**WHAT TO DO**
Every line of the material below must be repeated exactly.

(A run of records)
==============================

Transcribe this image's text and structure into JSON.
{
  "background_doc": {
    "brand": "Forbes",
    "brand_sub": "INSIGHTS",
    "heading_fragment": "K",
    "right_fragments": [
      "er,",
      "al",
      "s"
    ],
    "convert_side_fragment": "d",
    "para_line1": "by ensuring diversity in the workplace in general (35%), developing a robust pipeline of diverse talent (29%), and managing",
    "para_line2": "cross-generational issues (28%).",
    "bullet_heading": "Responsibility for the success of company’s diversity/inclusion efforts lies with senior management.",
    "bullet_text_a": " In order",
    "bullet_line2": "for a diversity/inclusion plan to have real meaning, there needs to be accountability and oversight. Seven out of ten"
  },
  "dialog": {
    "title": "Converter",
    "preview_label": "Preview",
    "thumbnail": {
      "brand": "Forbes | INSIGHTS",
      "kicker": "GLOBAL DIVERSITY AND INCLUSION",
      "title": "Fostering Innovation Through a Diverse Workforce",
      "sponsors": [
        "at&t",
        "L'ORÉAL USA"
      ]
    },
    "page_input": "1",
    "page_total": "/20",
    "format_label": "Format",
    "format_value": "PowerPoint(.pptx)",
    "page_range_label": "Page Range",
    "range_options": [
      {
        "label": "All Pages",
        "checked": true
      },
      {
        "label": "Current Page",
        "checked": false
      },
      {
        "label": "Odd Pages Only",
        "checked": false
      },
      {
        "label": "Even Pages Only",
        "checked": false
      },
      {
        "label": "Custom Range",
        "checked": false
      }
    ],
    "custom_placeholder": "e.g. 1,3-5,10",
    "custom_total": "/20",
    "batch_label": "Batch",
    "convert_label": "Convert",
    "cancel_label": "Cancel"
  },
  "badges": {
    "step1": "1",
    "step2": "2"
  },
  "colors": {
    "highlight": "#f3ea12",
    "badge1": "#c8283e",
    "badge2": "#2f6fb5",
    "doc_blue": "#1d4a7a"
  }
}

==============================

**TASK ANSWER**
Transcribe this image's text and structure into JSON.
{
  "background_doc": {
    "brand": "Forbes",
    "brand_sub": "INSIGHTS",
    "heading_fragment": "K",
    "right_fragments": [
      "er,",
      "al",
      "s"
    ],
    "convert_side_fragment": "d",
    "para_line1": "by ensuring diversity in the workplace in general (35%), developing a robust pipeline of diverse talent (29%), and managing",
    "para_line2": "cross-generational issues (28%).",
    "bullet_heading": "Responsibility for the success of company’s diversity/inclusion efforts lies with senior management.",
    "bullet_text_a": " In order",
    "bullet_line2": "for a diversity/inclusion plan to have real meaning, there needs to be accountability and oversight. Seven out of ten"
  },
  "dialog": {
    "title": "Converter",
    "preview_label": "Preview",
    "thumbnail": {
      "brand": "Forbes | INSIGHTS",
      "kicker": "GLOBAL DIVERSITY AND INCLUSION",
      "title": "Fostering Innovation Through a Diverse Workforce",
      "sponsors": [
        "at&t",
        "L'ORÉAL USA"
      ]
    },
    "page_input": "1",
    "page_total": "/20",
    "format_label": "Format",
    "format_value": "PowerPoint(.pptx)",
    "page_range_label": "Page Range",
    "range_options": [
      {
        "label": "All Pages",
        "checked": true
      },
      {
        "label": "Current Page",
        "checked": false
      },
      {
        "label": "Odd Pages Only",
        "checked": false
      },
      {
        "label": "Even Pages Only",
        "checked": false
      },
      {
        "label": "Custom Range",
        "checked": false
      }
    ],
    "custom_placeholder": "e.g. 1,3-5,10",
    "custom_total": "/20",
    "batch_label": "Batch",
    "convert_label": "Convert",
    "cancel_label": "Cancel"
  },
  "badges": {
    "step1": "1",
    "step2": "2"
  },
  "colors": {
    "highlight": "#f3ea12",
    "badge1": "#c8283e",
    "badge2": "#2f6fb5",
    "doc_blue": "#1d4a7a"
  }
}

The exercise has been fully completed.